Where does the string "marker" appear in the records? Copy every line that contains it.

(Records contained in a dataset)

□ □ □ □

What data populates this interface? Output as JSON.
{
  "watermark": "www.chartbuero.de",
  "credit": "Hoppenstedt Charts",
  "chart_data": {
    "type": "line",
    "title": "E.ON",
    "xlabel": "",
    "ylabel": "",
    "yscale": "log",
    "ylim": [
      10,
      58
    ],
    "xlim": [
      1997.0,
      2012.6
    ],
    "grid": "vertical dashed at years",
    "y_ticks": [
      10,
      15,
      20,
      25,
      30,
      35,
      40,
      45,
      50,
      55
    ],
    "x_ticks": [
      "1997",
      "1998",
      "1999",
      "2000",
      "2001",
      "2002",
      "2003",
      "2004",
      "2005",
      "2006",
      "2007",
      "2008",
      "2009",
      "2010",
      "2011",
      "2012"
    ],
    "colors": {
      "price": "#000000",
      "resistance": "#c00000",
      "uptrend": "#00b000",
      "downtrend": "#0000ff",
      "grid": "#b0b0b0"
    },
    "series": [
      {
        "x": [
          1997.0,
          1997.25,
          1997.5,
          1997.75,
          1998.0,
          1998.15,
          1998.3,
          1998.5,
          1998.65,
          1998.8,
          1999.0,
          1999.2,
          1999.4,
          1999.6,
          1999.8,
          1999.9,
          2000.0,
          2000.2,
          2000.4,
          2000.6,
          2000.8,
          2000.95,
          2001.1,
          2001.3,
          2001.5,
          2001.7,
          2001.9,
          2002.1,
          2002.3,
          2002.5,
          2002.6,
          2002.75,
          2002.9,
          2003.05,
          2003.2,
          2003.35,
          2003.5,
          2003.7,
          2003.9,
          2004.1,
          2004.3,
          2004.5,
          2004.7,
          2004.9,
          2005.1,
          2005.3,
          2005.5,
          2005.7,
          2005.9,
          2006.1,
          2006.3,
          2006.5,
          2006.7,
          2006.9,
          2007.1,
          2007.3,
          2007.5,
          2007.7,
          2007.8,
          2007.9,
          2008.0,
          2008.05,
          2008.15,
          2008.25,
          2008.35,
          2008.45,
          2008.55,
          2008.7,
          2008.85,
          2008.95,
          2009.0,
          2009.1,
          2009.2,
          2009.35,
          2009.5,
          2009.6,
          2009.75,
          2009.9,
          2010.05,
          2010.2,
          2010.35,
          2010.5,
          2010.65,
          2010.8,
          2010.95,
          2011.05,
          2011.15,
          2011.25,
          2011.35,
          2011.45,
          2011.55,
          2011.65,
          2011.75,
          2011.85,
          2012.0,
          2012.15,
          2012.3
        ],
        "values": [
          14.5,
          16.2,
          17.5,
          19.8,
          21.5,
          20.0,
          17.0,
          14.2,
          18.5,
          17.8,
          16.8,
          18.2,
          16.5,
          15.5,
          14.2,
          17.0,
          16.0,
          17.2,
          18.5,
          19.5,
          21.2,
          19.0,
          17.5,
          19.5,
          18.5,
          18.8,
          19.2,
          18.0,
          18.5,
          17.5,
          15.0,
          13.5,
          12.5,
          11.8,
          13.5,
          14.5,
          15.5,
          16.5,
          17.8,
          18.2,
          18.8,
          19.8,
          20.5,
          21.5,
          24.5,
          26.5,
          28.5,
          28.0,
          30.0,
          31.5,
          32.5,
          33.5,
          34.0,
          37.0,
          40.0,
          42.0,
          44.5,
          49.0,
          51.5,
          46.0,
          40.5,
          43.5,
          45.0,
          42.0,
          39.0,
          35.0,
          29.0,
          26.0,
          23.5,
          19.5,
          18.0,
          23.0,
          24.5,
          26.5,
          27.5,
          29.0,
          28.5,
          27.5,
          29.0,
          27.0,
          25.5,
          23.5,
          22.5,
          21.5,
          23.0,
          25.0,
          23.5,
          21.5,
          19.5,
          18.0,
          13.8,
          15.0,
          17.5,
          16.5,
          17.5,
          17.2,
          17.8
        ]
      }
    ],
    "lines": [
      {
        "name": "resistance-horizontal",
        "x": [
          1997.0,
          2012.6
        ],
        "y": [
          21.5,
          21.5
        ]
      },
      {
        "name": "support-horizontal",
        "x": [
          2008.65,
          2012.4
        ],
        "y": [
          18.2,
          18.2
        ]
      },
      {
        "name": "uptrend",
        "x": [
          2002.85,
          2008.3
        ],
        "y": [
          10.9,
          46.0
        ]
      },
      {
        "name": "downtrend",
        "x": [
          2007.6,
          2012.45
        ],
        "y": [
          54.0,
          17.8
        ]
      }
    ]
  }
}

□ □ □ □

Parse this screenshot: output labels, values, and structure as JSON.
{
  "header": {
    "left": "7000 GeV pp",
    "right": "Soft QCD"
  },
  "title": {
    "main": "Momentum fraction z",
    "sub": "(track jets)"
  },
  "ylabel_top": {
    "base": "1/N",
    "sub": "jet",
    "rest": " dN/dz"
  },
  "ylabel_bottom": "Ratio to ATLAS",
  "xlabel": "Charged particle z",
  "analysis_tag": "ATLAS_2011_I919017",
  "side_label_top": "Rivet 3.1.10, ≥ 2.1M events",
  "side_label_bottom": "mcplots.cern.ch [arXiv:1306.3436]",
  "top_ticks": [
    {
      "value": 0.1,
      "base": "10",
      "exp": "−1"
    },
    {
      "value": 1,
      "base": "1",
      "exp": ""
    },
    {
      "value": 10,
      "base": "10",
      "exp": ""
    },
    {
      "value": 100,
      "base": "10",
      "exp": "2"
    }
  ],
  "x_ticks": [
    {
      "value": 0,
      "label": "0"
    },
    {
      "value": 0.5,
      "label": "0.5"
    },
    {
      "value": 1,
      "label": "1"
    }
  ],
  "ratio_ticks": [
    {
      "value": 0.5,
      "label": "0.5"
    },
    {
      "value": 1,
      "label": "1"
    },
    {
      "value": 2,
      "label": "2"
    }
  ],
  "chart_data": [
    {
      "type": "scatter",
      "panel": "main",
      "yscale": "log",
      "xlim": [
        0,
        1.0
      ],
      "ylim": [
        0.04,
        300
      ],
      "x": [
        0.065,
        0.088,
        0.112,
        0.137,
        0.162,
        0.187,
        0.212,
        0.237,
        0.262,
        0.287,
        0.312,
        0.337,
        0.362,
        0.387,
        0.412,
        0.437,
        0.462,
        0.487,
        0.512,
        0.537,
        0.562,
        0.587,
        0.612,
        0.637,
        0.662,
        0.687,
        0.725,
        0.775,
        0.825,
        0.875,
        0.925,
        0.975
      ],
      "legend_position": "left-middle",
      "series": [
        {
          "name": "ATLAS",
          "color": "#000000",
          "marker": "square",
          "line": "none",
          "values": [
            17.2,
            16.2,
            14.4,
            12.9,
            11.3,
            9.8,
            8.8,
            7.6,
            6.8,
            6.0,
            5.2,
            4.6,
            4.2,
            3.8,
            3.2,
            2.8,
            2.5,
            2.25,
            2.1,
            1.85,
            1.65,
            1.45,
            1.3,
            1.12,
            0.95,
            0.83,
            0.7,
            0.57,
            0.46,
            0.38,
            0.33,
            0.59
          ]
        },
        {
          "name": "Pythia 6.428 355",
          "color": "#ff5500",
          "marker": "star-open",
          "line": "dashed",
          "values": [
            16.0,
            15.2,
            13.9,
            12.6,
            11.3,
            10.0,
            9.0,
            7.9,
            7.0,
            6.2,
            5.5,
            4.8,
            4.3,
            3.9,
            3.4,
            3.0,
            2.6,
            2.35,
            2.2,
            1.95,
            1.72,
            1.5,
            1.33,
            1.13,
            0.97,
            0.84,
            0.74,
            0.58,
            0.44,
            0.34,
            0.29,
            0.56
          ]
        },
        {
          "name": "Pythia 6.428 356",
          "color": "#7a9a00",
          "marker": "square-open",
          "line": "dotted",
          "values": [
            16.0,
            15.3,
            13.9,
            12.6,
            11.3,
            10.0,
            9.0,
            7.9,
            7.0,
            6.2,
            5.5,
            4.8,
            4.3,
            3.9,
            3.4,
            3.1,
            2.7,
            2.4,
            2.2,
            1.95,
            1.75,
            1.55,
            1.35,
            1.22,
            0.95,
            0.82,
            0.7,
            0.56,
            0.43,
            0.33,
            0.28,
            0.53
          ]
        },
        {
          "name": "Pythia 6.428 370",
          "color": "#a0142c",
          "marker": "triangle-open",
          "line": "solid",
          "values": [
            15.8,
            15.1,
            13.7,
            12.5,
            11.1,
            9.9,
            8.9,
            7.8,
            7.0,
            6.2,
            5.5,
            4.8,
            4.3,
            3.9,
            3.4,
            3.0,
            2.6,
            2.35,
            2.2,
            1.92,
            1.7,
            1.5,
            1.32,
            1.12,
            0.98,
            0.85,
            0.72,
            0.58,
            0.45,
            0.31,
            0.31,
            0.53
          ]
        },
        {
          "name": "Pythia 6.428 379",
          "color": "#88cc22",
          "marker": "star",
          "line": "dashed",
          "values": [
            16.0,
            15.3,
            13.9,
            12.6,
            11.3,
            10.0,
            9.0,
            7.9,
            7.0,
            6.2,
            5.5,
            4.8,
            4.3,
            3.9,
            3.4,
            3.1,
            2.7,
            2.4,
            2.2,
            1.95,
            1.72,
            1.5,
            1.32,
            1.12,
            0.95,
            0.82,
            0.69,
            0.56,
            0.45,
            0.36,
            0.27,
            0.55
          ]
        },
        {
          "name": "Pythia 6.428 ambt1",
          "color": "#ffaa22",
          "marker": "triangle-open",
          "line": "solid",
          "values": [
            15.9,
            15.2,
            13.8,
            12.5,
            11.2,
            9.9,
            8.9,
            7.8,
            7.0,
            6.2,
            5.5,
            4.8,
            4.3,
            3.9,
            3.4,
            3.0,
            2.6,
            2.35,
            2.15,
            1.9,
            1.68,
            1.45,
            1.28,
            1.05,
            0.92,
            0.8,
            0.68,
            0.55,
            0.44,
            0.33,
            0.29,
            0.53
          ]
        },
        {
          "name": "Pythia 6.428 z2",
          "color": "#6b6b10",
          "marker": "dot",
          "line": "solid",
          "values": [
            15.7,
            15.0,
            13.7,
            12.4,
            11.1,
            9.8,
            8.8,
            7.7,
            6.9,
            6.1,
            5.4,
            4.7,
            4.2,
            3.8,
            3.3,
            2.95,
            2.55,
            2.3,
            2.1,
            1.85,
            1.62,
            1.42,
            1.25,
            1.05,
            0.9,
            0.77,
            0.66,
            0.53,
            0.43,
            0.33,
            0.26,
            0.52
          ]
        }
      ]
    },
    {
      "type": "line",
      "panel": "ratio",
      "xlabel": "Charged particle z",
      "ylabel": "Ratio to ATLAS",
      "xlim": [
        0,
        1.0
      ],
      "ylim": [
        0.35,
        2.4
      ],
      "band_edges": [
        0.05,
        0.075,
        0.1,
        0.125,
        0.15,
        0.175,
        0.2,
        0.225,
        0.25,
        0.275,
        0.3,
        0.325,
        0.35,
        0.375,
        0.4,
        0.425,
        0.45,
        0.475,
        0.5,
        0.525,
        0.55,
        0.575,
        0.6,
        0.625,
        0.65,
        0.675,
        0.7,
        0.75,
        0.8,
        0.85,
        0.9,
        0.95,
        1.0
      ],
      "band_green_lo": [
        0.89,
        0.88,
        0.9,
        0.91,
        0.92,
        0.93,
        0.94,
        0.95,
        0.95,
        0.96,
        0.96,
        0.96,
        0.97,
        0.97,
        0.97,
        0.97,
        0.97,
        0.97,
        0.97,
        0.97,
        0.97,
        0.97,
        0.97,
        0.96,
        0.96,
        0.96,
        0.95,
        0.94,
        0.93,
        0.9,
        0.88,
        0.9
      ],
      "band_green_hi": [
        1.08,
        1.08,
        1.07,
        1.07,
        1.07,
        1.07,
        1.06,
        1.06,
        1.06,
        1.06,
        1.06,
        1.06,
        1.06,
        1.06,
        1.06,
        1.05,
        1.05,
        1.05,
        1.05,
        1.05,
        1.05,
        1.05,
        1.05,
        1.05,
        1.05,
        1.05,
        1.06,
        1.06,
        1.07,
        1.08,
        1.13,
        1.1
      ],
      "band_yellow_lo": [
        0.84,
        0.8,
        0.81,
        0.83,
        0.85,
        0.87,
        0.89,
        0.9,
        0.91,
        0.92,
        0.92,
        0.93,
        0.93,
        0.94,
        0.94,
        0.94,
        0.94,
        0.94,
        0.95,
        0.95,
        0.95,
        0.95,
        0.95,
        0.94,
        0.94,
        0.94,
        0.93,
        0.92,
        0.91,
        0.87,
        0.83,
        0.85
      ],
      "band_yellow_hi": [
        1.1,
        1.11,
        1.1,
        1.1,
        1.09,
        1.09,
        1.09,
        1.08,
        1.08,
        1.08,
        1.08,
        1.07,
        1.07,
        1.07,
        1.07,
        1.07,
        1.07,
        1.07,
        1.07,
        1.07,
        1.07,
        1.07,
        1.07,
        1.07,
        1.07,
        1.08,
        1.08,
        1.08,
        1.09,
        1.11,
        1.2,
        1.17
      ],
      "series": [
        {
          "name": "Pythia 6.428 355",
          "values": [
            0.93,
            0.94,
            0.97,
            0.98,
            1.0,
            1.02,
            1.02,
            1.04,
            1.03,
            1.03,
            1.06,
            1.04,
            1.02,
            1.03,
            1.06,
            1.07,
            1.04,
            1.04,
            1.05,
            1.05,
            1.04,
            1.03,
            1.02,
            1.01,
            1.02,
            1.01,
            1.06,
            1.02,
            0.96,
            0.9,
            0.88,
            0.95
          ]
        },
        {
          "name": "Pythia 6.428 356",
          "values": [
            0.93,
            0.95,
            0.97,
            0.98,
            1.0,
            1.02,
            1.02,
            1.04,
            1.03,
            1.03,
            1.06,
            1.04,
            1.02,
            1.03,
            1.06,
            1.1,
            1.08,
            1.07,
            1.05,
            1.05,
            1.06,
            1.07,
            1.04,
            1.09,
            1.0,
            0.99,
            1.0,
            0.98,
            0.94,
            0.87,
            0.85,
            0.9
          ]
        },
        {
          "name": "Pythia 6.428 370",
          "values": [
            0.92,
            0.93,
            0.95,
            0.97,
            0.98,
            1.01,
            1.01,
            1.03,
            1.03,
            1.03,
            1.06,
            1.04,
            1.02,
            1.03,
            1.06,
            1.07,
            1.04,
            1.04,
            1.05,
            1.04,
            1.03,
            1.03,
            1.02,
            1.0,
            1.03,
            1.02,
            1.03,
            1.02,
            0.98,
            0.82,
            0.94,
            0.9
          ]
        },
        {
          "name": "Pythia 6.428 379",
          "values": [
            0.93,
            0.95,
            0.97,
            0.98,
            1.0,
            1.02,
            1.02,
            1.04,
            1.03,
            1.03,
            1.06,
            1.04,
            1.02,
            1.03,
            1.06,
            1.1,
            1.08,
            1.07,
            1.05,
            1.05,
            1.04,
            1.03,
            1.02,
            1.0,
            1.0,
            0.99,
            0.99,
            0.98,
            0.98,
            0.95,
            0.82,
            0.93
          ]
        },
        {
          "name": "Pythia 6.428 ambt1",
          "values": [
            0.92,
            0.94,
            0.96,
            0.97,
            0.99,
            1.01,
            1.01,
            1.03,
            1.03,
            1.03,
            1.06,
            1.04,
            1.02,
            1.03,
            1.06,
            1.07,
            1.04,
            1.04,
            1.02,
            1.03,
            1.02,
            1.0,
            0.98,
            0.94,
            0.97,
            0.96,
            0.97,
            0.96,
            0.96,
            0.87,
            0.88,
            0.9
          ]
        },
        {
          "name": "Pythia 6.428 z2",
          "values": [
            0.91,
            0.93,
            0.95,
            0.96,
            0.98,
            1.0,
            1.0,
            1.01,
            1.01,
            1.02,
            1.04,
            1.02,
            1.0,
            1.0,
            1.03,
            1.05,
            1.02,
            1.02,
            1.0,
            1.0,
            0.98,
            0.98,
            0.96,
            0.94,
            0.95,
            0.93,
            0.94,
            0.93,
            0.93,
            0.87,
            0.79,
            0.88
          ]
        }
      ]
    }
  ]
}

□ □ □ □

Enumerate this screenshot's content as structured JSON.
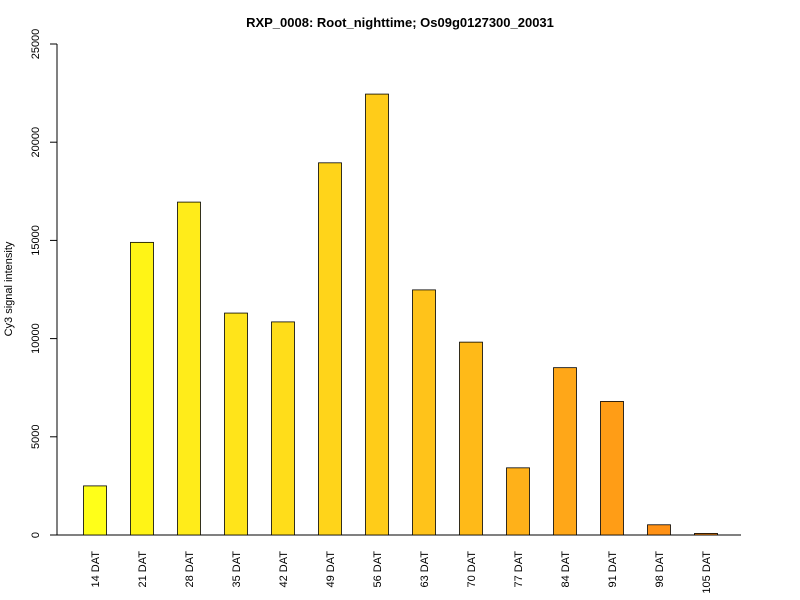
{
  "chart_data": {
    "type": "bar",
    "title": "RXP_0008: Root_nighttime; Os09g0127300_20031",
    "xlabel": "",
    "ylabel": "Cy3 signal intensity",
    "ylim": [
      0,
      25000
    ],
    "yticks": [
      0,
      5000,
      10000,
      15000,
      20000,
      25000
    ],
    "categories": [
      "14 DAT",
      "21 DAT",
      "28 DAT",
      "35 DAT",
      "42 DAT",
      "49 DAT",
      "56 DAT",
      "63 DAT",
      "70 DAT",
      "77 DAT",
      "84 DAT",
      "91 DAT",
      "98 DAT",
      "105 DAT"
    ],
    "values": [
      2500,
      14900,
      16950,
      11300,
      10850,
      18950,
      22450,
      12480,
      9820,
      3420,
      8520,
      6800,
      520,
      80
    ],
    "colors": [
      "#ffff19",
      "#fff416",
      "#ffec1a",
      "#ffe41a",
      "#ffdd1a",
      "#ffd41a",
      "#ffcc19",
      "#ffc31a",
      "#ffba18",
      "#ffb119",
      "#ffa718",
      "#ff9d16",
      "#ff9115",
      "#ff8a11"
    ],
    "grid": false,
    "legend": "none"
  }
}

□ □ □ □

#### TASK SOLUTION
          "marker": "square",
          "marker": "star-open",
          "marker": "square-open",
          "marker": "triangle-open",
          "marker": "star",
          "marker": "triangle-open",
          "marker": "dot",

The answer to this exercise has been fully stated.